1. At the request of the Department for Transport, UK airlines have since April 1999 reported incidents of disruptive behaviour on board their aircraft to the Civil Aviation Authority (CAA), on a common reporting basis. The CAA has now analysed the data submitted for the year April 1999 to March 2000. This note summarises the outcome.

Number of Incidents Recorded

2. 1205 incidents were reported in total over the 12 month period. As before the incidents reported ranged from relatively minor infringements, such as arguing with other passengers or over-forcefully expressing dissatisfaction with the service, to serious misbehaviour. The CAA classified incidents according to their actual or potential threat to flight and personal safety, taking into account consequences such as aircraft diversions. Of the 1205 incidents reported, the CAA categorised some 519 as significant incidents and a further 74 were judged to be serious. The figures for the full year are closely in line with annualised estimates made by DETR on the basis of the figures for the first seven months.

3. Over the 12 month period no case was reported in which disruptive behaviour by a passenger or passengers contributed to an aviation accident. There was no case in which either cabin crew or passengers were reported as being injured, although there were a number where violence was referred to in the description of events, and at least one where a member of the cabin crew decided to press charges.

(Dataset excerpts)
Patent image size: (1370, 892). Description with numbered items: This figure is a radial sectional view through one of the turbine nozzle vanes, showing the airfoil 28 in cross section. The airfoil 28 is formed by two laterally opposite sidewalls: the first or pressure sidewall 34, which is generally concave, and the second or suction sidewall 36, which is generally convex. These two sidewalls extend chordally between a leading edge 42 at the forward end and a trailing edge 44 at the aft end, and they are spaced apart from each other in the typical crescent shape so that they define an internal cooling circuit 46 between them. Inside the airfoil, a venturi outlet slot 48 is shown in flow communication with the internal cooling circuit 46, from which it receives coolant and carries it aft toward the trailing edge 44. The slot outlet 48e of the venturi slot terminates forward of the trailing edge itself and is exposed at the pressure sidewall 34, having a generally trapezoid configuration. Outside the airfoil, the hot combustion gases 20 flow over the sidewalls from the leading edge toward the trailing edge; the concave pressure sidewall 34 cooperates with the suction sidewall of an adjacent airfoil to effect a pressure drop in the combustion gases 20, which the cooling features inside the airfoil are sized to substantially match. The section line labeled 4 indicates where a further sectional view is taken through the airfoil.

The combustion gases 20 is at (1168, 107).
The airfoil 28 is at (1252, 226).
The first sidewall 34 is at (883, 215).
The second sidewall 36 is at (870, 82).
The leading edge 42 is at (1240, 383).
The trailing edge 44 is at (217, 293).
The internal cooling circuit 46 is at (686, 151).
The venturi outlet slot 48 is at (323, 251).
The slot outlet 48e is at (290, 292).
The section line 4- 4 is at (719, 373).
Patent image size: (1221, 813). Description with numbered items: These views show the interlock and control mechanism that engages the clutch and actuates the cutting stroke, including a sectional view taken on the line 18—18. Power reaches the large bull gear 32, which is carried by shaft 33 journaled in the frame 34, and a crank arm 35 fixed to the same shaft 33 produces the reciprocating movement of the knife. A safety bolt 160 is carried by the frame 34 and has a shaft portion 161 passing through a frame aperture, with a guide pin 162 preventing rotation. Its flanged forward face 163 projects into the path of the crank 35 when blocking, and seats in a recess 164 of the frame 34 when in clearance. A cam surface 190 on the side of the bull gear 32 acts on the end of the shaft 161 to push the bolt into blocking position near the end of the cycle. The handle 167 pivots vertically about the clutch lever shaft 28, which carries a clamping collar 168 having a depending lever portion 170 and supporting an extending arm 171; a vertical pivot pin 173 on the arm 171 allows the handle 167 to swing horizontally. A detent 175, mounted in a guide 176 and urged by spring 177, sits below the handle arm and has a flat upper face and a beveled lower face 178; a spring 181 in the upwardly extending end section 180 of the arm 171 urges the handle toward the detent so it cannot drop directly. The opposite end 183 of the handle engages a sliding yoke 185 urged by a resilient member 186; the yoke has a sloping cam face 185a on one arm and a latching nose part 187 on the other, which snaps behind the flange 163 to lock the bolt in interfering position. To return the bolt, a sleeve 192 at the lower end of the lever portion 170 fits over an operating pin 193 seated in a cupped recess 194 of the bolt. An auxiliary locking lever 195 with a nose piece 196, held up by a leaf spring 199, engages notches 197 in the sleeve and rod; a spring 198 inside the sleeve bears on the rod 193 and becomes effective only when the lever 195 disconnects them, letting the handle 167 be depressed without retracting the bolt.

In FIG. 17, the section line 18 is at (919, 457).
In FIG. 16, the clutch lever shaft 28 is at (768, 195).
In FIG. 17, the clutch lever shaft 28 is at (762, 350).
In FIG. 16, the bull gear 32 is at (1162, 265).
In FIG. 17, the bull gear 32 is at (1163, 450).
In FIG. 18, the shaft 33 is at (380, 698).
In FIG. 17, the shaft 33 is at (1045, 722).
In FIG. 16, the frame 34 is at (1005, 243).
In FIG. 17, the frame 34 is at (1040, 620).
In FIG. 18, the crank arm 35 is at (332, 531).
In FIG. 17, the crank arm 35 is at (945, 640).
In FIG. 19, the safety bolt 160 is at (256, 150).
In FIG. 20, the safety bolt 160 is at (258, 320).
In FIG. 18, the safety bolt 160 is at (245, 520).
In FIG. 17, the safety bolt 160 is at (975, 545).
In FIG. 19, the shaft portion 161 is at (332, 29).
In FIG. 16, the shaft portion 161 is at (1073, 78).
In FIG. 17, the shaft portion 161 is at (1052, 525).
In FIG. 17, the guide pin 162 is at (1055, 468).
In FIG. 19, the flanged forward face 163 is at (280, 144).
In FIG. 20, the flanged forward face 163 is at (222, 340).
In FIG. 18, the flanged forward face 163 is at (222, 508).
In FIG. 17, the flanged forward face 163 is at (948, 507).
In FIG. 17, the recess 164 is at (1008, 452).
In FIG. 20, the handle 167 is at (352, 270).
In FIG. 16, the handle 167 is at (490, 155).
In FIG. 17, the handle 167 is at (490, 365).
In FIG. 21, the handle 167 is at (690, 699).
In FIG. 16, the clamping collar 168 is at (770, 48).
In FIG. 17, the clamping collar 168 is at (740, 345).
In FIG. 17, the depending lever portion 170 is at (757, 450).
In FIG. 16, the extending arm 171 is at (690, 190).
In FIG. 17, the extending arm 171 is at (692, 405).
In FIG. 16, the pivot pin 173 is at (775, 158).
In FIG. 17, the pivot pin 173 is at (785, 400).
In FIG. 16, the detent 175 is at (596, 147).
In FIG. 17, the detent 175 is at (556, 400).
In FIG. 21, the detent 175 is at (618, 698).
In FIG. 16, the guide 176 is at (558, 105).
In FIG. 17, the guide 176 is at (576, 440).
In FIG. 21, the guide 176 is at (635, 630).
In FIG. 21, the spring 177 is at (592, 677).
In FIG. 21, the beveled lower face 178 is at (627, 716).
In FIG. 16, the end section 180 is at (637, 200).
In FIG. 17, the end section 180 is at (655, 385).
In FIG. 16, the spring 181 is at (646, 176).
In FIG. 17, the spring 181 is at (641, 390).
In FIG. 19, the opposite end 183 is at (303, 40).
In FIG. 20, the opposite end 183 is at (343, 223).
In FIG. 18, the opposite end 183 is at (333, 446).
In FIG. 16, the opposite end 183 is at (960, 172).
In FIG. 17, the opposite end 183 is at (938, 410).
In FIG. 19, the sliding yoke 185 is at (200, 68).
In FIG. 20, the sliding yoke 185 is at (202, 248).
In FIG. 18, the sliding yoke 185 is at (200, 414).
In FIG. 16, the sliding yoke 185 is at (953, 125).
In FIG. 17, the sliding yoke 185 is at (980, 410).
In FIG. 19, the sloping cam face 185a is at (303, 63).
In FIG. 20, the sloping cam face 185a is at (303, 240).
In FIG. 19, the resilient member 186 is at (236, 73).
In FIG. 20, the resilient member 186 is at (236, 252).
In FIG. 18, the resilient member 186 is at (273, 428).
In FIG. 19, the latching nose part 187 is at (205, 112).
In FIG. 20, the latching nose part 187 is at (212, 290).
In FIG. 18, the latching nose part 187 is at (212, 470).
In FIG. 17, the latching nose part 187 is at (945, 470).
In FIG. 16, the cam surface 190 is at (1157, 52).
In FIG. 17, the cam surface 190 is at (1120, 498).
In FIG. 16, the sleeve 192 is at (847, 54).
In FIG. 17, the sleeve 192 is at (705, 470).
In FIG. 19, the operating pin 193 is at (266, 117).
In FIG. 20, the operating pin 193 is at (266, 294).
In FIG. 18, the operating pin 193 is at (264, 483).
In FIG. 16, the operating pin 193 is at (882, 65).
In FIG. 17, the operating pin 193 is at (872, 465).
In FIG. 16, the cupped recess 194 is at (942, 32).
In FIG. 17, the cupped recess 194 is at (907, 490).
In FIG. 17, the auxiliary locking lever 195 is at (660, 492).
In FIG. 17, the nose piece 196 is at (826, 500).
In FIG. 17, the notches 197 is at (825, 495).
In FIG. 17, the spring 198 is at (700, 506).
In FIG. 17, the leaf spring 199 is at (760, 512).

▶ **Directive 1**
Retype everything in the text on disruptive behaviour aboard aircraft from "3. Over the" down to "to press charges.".
▶ **Directive 2**
In the text on disruptive behaviour aboard aircraft, how many of the reported incidents did the CAA judge to be serious?

▶ **Correct output 1**
3. Over the 12 month period no case was reported in which disruptive behaviour by a passenger or passengers contributed to an aviation accident. There was no case in which either cabin crew or passengers were reported as being injured, although there were a number where violence was referred to in the description of events, and at least one where a member of the cabin crew decided to press charges.

▶ **Correct output 2**
74